Your task is to copy each line that has the word "Relaxed".

— start —

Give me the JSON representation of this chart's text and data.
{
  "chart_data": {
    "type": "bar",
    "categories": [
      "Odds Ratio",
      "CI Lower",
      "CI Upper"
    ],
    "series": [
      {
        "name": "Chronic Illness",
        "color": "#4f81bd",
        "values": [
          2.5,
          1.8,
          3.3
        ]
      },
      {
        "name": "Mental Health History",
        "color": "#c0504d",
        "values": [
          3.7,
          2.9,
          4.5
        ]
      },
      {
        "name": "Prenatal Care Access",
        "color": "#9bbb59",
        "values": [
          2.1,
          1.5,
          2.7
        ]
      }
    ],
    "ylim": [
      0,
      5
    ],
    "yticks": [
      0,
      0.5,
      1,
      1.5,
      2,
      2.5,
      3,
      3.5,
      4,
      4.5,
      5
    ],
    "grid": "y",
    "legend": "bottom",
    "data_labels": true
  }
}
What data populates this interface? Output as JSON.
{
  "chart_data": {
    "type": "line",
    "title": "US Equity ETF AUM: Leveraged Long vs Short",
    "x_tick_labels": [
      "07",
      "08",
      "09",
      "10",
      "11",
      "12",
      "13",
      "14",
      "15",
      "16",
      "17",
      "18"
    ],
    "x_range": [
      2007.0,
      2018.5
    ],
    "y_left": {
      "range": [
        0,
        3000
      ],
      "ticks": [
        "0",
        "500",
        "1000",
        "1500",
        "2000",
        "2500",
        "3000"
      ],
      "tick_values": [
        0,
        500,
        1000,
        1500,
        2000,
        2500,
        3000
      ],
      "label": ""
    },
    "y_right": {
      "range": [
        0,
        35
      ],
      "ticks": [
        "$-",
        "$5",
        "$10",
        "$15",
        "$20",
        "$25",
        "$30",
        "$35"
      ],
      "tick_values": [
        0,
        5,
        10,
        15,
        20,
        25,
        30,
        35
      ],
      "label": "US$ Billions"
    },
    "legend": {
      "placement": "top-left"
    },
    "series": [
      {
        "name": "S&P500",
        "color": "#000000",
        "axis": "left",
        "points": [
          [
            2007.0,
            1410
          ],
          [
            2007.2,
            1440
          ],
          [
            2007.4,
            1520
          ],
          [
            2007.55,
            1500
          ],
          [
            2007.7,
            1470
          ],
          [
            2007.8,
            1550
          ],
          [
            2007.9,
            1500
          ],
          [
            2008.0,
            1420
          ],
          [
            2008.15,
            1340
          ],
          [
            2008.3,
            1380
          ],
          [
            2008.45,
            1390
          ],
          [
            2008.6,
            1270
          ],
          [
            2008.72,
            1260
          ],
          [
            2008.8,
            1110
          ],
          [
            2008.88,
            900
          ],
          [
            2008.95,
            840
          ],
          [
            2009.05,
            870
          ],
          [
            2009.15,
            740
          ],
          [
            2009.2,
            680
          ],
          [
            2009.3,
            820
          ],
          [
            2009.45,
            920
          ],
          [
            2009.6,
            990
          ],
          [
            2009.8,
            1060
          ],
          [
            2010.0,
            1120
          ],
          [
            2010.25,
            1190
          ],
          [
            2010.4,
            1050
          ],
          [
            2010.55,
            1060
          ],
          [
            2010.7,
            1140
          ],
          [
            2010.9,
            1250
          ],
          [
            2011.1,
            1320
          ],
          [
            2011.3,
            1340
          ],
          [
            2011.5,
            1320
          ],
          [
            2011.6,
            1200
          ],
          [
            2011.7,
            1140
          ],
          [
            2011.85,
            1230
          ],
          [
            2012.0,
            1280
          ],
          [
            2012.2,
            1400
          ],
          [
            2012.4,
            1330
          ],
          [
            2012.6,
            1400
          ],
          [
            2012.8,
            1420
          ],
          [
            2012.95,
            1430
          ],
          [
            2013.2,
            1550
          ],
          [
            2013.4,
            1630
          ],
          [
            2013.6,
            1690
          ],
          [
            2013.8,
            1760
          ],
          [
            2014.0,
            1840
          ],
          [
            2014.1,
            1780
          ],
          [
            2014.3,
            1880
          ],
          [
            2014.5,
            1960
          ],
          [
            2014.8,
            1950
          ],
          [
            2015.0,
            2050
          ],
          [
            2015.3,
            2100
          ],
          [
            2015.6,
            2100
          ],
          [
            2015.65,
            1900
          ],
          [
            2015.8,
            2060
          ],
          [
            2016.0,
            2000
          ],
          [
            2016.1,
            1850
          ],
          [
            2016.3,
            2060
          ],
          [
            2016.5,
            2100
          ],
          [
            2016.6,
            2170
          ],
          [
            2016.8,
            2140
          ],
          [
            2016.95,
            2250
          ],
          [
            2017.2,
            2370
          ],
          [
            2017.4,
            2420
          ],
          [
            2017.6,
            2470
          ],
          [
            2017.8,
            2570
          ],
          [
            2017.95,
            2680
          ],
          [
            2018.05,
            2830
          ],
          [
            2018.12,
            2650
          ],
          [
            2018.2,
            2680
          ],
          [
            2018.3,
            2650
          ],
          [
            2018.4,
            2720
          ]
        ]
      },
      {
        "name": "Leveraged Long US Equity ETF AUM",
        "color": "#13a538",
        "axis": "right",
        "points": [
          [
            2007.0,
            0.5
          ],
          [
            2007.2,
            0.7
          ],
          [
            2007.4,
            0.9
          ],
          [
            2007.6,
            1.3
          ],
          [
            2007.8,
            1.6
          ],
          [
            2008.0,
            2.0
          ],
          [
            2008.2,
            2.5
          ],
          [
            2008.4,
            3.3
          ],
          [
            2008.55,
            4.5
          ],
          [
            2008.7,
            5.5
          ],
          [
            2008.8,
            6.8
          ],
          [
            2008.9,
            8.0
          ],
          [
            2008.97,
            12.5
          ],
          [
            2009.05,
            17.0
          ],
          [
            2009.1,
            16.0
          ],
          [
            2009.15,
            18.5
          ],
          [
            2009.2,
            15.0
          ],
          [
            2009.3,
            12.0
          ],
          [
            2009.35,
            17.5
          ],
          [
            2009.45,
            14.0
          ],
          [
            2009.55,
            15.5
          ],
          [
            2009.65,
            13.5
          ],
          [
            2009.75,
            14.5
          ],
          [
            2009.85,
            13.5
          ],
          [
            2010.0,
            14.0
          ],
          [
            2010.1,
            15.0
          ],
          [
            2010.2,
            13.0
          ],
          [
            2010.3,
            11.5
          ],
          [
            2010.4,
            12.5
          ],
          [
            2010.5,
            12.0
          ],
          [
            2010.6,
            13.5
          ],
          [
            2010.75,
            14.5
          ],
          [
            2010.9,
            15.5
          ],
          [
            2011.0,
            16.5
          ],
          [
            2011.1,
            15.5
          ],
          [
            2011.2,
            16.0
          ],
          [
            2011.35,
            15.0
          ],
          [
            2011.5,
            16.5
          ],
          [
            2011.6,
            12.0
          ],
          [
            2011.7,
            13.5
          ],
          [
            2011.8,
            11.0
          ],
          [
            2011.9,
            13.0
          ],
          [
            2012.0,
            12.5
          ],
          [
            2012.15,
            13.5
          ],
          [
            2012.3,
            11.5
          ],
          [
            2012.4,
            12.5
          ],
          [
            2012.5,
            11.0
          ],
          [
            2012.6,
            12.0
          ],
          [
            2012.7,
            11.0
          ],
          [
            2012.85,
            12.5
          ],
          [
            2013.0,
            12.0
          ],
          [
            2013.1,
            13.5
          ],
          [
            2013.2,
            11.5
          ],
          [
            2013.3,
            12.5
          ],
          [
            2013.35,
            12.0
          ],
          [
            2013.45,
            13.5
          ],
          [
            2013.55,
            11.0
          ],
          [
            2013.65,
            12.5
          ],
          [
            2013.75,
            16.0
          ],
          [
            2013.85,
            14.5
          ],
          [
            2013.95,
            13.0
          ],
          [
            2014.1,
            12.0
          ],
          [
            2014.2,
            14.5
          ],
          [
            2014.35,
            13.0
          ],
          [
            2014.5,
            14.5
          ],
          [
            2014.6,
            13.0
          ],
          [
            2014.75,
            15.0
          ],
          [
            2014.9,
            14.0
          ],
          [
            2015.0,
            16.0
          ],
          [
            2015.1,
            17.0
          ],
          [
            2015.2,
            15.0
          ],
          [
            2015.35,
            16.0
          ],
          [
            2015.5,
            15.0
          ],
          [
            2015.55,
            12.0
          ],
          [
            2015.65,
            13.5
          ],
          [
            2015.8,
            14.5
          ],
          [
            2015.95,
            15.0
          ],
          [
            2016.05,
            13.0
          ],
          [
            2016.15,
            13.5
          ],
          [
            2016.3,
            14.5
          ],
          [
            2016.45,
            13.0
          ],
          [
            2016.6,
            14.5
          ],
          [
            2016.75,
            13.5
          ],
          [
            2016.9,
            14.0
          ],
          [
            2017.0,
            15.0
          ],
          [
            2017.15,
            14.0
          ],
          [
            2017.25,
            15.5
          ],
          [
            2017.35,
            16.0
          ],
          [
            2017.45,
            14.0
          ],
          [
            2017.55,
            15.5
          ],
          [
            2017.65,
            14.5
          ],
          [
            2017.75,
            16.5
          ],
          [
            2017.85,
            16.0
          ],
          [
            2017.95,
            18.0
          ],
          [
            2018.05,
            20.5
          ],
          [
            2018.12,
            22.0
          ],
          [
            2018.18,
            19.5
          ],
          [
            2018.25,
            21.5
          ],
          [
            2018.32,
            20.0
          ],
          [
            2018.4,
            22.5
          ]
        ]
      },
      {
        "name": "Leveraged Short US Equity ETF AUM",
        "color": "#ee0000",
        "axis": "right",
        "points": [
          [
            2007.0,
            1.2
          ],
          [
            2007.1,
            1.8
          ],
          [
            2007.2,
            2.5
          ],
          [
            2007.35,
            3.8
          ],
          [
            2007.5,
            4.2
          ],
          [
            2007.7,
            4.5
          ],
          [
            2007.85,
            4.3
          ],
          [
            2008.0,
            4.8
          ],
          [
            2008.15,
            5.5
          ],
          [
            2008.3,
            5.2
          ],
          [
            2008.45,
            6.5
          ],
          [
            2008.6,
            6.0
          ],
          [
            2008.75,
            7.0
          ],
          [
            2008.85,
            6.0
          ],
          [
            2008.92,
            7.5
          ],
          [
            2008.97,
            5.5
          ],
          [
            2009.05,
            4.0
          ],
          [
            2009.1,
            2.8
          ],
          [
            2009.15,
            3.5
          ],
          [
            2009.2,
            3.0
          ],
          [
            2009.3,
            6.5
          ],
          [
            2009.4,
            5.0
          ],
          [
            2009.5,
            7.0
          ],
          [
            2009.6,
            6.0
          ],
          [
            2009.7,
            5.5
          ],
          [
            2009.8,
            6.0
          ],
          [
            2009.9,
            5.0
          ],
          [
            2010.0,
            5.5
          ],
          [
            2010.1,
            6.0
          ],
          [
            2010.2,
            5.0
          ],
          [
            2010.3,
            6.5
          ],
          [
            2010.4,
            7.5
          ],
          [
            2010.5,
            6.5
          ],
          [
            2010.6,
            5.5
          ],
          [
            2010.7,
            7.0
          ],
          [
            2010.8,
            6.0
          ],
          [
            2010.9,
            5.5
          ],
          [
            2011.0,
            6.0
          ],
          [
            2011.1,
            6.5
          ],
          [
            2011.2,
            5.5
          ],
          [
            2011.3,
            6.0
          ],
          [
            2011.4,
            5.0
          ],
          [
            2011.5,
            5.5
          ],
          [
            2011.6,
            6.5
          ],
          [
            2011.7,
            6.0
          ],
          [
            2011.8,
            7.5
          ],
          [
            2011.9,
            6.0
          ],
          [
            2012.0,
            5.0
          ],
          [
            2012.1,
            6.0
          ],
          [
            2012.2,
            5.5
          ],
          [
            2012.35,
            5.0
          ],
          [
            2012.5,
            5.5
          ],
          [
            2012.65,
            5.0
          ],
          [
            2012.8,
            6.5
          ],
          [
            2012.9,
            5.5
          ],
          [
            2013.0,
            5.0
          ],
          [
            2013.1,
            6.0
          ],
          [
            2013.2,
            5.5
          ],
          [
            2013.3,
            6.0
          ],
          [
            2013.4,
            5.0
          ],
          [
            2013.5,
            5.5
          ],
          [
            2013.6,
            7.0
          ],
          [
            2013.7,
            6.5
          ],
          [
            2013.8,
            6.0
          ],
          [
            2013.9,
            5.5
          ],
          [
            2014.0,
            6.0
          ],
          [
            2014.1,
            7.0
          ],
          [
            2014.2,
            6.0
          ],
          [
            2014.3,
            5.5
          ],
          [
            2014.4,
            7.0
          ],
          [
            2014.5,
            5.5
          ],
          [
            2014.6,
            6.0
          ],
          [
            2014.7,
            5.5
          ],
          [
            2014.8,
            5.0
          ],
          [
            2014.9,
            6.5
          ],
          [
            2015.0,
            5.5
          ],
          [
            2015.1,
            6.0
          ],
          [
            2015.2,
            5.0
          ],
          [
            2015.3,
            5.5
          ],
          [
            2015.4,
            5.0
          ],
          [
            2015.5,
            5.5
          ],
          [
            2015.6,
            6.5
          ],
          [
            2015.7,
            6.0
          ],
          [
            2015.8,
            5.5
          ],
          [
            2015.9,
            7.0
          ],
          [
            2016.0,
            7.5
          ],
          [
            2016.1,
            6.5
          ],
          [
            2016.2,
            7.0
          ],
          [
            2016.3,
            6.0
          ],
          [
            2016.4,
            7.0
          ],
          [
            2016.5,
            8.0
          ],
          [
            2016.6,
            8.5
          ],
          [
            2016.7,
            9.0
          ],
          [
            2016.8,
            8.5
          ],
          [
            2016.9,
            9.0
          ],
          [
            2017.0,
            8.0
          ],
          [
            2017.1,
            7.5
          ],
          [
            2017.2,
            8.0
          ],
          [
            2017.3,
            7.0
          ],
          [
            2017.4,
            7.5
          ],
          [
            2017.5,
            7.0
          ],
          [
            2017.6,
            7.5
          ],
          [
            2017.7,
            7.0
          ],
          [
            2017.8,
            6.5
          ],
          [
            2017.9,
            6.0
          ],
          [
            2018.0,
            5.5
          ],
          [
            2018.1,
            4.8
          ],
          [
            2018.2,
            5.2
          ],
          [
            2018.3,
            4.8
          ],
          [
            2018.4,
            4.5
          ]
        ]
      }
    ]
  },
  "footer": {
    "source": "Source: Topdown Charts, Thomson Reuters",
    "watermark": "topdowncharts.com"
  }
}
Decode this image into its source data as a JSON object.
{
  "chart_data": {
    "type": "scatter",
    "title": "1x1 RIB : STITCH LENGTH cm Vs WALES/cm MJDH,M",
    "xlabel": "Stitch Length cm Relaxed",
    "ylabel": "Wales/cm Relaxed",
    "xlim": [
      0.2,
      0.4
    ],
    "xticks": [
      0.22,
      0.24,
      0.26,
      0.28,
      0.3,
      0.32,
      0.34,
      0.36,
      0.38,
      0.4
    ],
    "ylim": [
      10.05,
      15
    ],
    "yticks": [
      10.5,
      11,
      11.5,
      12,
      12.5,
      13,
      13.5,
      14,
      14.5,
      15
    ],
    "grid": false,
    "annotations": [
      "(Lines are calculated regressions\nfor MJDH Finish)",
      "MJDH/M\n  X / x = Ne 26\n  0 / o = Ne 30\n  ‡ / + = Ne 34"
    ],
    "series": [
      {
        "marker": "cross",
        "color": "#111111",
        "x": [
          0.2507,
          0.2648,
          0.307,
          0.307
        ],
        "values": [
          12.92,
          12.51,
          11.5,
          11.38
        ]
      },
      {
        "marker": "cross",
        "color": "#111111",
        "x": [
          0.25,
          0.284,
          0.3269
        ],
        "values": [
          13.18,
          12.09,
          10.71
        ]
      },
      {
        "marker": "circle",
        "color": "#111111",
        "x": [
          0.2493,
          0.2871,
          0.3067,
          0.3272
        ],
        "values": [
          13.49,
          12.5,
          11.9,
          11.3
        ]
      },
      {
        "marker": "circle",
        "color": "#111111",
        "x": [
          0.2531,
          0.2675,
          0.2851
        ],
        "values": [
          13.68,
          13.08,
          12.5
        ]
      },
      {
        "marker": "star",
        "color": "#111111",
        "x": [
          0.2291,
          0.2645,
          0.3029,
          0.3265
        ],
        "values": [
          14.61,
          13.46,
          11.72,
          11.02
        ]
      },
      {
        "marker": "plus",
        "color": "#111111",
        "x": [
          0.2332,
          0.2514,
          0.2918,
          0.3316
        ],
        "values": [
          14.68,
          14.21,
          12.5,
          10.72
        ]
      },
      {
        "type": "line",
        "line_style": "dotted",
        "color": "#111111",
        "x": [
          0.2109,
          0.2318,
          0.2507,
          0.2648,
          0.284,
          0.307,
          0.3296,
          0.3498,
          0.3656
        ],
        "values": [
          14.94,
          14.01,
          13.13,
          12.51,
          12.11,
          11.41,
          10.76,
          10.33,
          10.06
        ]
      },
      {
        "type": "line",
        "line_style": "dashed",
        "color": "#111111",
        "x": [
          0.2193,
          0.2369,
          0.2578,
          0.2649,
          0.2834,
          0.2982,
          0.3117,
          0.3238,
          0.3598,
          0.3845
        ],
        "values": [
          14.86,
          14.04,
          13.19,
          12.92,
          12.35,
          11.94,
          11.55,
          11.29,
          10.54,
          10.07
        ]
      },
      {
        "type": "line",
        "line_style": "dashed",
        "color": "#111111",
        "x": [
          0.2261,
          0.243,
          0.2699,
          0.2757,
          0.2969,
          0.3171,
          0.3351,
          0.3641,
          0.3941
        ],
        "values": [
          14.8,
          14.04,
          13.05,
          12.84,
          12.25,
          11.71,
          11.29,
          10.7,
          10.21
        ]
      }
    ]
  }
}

— end —

| Response to the exercise |
    "xlabel": "Stitch Length cm Relaxed",
    "ylabel": "Wales/cm Relaxed",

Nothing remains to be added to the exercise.